WHAT IS REQUIRED: Below is a block of records. Copy every line in it that contains the word "Demo".
····················
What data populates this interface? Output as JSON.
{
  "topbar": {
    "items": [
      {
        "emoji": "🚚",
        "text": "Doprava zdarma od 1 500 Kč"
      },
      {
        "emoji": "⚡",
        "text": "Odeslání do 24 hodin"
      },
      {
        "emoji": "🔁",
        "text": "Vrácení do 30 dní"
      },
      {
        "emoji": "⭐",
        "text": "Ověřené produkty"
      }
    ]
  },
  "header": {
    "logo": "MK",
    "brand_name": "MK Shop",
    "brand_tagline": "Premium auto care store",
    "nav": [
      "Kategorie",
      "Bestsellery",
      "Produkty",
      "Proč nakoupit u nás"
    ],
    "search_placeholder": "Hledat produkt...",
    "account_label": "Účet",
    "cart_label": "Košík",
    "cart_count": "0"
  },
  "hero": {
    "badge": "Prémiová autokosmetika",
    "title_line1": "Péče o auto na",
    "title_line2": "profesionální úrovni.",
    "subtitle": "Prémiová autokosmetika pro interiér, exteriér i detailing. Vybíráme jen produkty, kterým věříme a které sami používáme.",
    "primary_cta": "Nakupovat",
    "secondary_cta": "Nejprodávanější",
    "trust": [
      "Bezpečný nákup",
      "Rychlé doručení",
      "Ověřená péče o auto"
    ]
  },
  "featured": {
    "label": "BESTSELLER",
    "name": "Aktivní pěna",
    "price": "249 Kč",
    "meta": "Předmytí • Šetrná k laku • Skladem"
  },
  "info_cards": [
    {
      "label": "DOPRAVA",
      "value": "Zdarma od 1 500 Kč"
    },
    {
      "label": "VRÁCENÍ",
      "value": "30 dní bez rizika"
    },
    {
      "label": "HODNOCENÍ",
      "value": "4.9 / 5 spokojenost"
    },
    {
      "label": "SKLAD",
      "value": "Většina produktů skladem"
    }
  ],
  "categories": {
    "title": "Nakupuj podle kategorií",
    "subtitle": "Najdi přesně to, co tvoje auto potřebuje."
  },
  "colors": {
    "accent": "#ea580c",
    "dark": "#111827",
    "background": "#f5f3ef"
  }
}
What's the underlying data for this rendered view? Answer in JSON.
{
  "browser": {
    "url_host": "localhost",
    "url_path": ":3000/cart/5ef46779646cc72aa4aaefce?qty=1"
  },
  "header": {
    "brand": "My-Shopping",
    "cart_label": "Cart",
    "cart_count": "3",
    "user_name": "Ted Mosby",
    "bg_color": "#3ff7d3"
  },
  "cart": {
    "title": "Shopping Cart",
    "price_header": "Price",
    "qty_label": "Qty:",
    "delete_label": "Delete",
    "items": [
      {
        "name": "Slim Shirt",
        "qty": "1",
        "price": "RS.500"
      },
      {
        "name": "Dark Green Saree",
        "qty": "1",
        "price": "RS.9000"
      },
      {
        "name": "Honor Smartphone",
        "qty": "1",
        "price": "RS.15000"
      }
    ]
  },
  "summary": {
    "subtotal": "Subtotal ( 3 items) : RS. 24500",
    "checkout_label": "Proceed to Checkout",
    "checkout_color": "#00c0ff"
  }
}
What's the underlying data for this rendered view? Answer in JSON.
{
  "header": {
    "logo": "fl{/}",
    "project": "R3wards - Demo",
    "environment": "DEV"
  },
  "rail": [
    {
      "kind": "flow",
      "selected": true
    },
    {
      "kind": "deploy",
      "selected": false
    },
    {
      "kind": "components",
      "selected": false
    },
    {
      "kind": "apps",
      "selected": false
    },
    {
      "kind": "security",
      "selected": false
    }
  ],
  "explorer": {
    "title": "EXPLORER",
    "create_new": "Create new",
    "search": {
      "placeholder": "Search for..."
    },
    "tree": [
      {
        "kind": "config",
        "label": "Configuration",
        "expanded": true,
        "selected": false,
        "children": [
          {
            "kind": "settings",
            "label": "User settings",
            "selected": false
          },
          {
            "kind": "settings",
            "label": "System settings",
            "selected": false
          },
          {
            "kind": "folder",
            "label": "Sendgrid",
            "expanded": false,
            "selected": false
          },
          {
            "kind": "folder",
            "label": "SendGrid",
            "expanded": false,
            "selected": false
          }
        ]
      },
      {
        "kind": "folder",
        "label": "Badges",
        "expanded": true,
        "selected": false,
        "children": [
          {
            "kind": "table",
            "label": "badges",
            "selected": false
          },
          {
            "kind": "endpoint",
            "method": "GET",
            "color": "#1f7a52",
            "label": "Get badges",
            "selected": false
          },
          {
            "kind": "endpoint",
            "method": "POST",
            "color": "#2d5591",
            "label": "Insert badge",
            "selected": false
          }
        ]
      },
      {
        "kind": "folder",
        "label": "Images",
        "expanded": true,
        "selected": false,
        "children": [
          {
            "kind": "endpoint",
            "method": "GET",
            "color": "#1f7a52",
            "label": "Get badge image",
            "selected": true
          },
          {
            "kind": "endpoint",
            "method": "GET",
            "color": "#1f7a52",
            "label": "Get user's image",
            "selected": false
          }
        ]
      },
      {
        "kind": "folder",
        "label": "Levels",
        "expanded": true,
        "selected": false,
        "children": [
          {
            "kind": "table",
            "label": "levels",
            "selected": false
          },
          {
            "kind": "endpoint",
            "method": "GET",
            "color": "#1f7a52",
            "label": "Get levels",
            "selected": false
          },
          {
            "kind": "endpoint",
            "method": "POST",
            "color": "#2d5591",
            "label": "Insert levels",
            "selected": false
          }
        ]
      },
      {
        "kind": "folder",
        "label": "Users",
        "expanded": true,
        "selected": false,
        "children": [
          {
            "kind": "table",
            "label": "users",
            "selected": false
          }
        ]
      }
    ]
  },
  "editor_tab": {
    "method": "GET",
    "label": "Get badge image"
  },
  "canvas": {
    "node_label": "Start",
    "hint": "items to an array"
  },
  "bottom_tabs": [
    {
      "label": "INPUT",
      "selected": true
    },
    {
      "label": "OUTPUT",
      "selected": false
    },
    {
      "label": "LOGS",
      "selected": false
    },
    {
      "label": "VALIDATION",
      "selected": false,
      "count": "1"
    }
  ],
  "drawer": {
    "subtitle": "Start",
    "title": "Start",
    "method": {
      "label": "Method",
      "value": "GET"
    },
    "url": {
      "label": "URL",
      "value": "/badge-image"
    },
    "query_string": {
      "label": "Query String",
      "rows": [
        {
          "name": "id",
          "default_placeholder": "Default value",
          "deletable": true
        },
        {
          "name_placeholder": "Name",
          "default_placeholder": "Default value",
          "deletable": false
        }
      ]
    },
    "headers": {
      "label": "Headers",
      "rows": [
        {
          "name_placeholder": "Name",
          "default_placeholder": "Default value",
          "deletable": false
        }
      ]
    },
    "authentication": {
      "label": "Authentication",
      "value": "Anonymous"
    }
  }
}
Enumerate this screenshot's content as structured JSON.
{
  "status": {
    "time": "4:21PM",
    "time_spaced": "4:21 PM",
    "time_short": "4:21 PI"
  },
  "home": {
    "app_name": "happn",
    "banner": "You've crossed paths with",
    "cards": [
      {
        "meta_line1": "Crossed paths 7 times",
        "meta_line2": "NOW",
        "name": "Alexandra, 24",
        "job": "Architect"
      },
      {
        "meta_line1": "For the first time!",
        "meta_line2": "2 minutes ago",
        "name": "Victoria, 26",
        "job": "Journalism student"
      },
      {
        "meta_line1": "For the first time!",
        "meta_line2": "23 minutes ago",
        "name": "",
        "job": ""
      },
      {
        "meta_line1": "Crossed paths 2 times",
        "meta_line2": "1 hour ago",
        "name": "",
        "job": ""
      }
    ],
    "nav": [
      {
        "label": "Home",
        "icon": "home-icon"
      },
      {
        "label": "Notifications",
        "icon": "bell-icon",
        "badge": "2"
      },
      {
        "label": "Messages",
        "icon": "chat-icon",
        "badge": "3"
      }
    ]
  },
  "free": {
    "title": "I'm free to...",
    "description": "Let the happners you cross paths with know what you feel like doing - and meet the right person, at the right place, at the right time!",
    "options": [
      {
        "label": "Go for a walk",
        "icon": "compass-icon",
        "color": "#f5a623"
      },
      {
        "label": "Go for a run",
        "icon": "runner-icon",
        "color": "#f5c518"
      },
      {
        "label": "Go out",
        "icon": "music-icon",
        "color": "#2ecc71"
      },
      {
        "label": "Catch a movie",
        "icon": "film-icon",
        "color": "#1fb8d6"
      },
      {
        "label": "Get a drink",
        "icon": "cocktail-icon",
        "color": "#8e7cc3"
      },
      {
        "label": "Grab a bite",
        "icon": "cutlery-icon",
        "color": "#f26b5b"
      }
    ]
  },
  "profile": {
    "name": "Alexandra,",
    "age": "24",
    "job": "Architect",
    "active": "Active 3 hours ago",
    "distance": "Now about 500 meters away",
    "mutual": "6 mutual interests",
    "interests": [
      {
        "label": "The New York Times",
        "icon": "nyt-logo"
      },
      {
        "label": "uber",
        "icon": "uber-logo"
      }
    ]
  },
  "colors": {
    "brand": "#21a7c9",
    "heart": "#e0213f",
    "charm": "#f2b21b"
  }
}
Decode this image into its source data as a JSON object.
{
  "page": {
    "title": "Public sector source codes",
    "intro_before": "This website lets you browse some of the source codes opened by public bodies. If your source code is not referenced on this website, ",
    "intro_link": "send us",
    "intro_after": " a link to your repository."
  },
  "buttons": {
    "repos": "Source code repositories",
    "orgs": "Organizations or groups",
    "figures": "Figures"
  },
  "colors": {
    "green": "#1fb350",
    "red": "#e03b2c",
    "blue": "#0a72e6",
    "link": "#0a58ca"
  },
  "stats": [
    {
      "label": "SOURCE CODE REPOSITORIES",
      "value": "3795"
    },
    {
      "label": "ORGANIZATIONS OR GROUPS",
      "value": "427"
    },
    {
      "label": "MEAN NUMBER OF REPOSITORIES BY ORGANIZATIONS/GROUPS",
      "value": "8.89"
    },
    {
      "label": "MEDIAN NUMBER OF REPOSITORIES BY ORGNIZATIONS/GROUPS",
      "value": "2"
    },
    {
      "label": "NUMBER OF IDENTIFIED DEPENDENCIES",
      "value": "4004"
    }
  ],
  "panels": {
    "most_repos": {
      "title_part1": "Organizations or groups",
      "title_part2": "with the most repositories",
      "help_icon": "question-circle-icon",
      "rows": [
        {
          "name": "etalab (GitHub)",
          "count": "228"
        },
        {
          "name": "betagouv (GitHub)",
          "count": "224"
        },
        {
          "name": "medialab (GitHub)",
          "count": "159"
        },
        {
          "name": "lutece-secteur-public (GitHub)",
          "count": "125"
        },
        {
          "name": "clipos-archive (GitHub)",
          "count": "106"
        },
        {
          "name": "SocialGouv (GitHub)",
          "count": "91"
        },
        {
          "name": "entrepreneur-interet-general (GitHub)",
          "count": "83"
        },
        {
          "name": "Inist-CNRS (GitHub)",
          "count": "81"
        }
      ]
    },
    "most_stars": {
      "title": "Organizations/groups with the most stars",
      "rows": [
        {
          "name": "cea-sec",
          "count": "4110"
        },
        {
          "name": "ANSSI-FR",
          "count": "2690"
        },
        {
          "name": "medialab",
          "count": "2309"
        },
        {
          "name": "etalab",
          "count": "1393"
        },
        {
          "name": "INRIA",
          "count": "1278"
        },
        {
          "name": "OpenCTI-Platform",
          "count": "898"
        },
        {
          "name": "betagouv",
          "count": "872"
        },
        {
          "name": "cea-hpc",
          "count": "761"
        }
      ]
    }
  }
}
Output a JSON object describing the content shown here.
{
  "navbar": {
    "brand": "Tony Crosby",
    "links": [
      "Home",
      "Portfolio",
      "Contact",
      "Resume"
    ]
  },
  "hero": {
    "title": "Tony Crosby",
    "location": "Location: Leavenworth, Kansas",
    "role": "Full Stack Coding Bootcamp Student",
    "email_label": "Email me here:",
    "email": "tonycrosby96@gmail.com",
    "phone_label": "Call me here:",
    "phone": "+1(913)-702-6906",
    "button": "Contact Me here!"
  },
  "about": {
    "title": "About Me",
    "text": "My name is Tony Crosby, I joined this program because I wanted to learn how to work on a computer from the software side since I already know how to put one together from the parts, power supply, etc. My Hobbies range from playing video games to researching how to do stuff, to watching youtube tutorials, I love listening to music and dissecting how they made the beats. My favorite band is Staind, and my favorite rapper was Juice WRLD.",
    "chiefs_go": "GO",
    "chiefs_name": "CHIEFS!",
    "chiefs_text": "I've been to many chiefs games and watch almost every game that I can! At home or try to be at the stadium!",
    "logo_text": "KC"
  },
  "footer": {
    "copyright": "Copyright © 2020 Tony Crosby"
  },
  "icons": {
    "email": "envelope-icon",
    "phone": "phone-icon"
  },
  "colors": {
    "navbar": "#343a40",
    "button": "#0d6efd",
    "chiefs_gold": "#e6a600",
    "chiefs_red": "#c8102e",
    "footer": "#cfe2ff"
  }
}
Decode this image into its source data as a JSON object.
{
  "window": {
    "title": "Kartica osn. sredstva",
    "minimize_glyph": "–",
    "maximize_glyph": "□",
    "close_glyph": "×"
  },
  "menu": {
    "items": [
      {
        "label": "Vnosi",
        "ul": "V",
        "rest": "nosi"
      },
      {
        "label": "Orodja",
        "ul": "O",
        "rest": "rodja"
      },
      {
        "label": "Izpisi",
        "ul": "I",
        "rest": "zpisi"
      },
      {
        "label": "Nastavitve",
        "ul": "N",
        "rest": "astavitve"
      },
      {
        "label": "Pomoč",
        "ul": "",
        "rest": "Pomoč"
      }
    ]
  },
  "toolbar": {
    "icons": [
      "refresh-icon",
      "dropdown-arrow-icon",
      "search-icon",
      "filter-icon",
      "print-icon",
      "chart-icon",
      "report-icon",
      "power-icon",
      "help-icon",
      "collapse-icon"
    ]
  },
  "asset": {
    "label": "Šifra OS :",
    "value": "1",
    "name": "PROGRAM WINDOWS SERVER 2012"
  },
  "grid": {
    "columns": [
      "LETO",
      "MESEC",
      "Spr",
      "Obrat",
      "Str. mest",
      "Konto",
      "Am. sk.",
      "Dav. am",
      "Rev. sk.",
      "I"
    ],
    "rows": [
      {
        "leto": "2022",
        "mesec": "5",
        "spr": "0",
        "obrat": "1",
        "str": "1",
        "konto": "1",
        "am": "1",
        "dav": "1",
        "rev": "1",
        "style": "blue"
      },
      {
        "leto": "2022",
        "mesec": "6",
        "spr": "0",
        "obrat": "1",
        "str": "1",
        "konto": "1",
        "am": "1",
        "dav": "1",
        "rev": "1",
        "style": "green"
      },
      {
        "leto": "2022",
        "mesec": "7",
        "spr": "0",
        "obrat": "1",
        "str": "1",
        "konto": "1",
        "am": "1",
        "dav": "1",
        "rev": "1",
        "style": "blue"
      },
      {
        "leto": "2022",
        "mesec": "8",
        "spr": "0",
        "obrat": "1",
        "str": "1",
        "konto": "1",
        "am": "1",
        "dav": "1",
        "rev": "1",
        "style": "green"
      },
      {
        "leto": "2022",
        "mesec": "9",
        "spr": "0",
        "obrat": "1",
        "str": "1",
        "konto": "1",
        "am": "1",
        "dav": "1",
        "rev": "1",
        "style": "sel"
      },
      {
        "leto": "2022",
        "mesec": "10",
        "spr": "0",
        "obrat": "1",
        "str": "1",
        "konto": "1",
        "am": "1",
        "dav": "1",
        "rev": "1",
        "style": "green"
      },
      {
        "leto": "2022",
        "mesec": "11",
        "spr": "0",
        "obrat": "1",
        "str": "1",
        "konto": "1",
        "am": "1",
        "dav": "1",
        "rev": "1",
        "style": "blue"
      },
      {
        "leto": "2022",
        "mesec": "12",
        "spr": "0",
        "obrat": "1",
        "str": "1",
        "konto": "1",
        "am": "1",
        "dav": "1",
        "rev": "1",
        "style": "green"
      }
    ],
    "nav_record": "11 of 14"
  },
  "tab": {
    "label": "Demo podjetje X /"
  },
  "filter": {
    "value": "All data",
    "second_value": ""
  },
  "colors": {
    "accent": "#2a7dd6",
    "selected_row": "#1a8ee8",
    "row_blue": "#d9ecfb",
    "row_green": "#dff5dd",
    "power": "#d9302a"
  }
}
····················
WORKED ANSWER:
    "project": "R3wards - Demo",
    "label": "Demo podjetje X /"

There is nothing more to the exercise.